--- INFORMATION PROVIDED ---

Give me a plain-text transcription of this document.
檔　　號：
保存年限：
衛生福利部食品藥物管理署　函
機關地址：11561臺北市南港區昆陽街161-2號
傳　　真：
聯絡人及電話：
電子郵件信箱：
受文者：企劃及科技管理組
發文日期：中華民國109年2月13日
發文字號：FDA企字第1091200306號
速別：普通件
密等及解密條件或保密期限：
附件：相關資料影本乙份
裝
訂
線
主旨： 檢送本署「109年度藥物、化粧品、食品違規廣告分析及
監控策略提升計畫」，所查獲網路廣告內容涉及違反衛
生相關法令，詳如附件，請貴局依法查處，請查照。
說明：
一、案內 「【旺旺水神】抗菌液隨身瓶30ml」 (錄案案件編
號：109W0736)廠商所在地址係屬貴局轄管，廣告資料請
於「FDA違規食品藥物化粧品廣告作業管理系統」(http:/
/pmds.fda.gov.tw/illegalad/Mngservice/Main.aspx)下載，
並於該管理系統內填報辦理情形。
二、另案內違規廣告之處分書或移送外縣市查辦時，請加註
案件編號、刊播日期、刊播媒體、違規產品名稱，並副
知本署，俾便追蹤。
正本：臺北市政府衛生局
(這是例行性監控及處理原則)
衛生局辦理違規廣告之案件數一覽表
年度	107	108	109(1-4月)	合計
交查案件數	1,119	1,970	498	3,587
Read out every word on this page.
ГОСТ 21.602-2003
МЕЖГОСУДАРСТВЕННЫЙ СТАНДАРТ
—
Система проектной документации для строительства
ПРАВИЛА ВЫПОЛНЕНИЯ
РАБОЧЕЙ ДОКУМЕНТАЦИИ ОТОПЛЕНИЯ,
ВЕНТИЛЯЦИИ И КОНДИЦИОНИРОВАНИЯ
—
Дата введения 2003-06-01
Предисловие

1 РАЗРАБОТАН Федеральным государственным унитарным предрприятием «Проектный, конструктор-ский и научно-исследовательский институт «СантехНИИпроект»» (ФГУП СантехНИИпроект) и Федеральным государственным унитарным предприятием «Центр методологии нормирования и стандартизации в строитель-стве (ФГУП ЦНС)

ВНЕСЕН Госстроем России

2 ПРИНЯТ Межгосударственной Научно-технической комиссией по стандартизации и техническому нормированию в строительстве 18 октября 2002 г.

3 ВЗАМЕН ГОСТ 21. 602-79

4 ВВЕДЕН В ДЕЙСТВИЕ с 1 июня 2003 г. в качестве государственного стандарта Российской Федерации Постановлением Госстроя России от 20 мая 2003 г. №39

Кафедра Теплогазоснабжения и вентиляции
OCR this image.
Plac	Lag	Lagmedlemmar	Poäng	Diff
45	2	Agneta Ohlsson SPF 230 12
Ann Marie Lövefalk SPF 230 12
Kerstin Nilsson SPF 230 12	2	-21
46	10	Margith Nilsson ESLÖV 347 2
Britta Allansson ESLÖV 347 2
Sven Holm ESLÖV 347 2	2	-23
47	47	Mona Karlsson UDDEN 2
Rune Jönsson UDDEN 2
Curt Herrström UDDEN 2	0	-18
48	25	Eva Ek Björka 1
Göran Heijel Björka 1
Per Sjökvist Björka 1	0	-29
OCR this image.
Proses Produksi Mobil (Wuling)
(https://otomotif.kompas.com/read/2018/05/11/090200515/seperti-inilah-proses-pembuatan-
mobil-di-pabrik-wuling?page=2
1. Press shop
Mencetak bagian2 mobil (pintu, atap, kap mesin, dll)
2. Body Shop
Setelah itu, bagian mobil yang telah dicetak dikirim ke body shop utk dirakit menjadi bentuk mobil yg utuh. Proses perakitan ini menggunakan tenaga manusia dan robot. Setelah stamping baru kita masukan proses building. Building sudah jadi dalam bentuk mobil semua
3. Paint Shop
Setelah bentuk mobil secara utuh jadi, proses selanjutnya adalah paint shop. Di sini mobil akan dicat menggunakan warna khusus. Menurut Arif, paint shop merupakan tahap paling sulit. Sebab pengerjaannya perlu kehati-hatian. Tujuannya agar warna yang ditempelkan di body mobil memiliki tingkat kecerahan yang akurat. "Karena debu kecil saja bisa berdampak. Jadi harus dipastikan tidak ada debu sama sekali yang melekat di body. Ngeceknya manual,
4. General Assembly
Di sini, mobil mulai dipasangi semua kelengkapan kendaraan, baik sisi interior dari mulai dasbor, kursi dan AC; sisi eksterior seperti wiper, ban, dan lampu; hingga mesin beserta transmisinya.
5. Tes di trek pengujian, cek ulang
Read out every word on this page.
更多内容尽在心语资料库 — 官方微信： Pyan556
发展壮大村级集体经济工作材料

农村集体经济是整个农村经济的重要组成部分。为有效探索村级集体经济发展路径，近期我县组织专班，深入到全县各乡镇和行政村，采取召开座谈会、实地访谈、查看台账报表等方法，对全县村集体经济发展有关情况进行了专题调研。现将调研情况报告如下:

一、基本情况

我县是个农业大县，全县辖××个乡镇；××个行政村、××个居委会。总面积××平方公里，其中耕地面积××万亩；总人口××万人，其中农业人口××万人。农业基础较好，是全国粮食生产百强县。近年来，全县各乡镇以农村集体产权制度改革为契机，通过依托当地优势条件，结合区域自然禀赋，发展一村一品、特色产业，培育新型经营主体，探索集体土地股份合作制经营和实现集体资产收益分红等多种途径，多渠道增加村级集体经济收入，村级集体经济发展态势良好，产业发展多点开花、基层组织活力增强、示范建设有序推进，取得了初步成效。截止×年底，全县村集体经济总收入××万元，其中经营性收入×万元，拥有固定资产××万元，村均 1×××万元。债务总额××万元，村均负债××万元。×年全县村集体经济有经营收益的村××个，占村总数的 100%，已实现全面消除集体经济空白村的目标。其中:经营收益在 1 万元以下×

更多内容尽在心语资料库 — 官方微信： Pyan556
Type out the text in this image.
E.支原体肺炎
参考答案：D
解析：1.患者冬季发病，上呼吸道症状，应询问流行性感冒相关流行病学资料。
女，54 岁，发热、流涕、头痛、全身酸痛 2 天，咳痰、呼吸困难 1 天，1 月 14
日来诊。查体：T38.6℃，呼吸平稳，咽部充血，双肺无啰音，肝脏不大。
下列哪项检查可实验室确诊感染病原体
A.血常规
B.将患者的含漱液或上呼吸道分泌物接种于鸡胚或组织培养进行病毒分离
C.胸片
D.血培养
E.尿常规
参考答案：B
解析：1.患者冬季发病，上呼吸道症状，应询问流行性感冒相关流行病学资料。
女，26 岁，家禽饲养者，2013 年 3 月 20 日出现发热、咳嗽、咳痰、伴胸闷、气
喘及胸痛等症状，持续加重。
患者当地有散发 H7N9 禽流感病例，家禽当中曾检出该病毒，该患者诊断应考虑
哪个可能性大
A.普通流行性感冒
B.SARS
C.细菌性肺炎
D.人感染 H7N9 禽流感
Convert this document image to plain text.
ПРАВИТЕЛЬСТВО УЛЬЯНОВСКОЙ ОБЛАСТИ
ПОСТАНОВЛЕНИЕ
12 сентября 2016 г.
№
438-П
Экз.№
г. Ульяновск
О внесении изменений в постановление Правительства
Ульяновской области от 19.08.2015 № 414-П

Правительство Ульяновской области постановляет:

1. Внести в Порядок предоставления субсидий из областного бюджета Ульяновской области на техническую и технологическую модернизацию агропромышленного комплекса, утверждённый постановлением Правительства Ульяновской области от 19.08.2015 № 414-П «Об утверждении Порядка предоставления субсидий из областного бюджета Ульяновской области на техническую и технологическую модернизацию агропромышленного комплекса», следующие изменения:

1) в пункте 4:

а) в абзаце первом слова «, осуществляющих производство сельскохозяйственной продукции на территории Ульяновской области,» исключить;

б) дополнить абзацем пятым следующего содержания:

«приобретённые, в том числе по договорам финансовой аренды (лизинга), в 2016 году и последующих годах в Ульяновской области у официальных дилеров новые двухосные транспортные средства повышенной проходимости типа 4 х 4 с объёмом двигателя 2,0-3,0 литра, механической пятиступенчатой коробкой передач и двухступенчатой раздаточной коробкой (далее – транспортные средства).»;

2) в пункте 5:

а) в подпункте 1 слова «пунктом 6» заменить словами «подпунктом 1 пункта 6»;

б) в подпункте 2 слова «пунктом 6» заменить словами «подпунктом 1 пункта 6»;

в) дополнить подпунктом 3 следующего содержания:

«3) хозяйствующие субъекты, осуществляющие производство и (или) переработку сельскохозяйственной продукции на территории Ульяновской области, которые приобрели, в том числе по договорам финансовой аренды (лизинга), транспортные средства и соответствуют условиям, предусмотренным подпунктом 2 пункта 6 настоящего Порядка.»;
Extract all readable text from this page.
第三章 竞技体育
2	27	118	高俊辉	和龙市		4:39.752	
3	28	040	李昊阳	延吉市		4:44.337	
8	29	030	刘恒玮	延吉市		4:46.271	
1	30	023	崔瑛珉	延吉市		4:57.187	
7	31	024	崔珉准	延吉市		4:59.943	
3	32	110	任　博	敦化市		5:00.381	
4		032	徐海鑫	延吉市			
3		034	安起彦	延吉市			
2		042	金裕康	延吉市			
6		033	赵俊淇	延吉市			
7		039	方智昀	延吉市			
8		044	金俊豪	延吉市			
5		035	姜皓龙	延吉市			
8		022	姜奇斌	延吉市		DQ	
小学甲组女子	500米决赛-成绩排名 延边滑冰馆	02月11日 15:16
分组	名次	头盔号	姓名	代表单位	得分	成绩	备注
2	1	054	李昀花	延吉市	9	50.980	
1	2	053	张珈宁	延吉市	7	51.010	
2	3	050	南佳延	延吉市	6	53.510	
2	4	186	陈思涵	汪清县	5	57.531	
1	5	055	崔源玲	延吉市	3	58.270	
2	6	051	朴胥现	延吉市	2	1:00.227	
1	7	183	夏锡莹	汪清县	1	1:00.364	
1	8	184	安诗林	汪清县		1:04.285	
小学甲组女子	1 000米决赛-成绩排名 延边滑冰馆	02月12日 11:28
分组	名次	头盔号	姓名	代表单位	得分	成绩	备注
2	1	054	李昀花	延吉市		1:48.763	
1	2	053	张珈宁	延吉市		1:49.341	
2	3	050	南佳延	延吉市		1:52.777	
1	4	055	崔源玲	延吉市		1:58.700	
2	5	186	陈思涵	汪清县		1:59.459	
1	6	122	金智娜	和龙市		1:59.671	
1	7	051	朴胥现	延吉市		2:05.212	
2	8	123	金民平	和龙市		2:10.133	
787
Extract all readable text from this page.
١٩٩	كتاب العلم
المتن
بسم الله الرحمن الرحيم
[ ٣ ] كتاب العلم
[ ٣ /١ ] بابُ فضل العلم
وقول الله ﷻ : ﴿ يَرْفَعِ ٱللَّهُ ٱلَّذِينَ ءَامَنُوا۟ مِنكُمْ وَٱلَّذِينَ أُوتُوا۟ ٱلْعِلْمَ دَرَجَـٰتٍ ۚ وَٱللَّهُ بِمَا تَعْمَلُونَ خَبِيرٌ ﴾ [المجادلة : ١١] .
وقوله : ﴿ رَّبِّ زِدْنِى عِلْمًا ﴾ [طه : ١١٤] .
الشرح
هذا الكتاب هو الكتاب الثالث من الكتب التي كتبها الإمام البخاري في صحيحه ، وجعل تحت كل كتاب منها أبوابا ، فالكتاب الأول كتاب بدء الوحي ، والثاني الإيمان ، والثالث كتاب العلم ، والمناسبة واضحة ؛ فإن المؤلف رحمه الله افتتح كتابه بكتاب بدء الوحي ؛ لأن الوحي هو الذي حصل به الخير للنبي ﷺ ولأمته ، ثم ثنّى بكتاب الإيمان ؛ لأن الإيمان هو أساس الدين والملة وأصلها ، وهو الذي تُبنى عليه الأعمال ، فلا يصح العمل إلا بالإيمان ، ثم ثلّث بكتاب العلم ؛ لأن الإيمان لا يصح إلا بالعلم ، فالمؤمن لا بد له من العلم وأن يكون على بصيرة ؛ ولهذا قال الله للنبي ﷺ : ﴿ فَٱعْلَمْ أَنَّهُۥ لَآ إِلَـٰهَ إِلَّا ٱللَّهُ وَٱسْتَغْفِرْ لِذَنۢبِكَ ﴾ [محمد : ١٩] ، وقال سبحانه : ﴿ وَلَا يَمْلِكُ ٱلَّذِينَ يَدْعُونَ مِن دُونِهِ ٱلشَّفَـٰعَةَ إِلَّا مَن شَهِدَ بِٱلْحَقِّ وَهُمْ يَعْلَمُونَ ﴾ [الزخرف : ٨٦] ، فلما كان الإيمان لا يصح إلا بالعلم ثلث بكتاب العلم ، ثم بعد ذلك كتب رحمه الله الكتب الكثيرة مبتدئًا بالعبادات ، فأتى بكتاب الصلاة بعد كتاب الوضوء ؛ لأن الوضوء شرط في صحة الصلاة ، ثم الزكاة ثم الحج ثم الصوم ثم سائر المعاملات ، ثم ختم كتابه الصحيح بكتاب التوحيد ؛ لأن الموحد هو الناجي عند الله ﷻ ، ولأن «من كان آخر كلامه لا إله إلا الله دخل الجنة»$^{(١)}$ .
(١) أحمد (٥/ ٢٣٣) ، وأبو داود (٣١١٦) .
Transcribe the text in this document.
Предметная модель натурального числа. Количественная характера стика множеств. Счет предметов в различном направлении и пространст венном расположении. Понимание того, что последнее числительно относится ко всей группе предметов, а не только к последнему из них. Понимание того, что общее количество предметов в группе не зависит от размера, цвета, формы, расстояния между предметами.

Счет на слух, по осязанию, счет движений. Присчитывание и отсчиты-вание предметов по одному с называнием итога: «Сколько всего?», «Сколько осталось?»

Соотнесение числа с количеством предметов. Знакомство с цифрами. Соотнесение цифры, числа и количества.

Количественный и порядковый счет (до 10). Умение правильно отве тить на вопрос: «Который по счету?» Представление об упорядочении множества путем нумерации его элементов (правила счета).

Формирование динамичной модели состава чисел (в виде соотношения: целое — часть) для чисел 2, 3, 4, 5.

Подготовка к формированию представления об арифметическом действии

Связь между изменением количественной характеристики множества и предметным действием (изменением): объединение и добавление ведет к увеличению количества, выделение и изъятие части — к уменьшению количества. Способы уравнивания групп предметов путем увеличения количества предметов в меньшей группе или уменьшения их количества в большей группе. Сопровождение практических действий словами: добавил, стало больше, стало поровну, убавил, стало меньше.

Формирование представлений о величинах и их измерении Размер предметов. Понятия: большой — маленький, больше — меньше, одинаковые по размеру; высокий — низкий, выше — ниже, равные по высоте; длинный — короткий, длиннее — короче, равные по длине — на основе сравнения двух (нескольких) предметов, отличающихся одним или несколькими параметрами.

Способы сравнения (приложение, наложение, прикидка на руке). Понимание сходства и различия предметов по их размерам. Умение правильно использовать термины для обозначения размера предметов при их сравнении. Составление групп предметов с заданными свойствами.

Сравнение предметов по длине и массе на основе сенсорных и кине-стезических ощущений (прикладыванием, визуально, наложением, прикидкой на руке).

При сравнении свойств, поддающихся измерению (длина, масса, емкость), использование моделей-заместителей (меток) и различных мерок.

---

EXERCISE DETAILS: In the lines above, find each one with "text" and list it.

ANSWER FOR THIS EXERCISE:
Give me a plain-text transcription of this document.
Type out the text in this image.
Convert this document image to plain text.
Extract all readable text from this page.
Extract all readable text from this page.
Transcribe the text in this document.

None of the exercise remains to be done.